GOAL OF THE EXERCISE:
State the number of lines, and only that number, in which the word "index" appears.

TASK MATERIAL:
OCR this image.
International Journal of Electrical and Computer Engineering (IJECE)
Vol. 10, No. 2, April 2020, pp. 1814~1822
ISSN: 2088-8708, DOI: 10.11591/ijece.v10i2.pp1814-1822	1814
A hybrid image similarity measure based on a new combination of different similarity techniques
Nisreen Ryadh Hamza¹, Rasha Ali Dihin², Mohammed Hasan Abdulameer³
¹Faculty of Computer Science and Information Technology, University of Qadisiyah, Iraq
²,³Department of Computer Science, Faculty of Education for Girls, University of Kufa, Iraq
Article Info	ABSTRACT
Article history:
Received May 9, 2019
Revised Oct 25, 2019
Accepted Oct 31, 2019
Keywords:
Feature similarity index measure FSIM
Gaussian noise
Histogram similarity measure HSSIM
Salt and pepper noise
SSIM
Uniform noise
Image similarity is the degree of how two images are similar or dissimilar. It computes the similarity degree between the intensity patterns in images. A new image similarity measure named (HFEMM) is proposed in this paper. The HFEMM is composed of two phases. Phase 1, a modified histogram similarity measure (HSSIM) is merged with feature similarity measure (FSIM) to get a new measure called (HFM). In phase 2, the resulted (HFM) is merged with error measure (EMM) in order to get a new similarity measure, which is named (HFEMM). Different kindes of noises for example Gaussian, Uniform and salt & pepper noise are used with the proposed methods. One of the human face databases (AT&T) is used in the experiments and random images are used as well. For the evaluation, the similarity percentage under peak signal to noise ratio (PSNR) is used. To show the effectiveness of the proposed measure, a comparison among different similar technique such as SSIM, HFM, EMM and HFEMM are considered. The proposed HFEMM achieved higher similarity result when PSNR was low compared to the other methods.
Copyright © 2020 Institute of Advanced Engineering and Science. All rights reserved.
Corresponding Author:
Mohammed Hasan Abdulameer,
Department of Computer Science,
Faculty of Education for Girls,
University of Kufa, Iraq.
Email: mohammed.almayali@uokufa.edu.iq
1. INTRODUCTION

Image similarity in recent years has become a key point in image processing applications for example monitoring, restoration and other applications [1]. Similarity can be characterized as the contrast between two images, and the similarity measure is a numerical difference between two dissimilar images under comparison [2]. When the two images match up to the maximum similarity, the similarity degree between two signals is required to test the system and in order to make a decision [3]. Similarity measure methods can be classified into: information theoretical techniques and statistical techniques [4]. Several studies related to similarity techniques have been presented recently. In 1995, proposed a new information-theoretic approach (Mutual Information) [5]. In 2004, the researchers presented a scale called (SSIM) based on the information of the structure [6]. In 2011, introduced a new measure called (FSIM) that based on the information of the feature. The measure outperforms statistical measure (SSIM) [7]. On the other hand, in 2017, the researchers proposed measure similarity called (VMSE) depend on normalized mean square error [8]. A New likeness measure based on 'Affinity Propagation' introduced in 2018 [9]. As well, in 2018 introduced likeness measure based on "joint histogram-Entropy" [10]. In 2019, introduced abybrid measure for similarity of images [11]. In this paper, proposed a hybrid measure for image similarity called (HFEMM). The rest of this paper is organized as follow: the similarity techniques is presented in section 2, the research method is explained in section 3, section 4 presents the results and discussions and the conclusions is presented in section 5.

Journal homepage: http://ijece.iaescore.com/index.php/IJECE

SOLUTION FOR THIS TASK:
2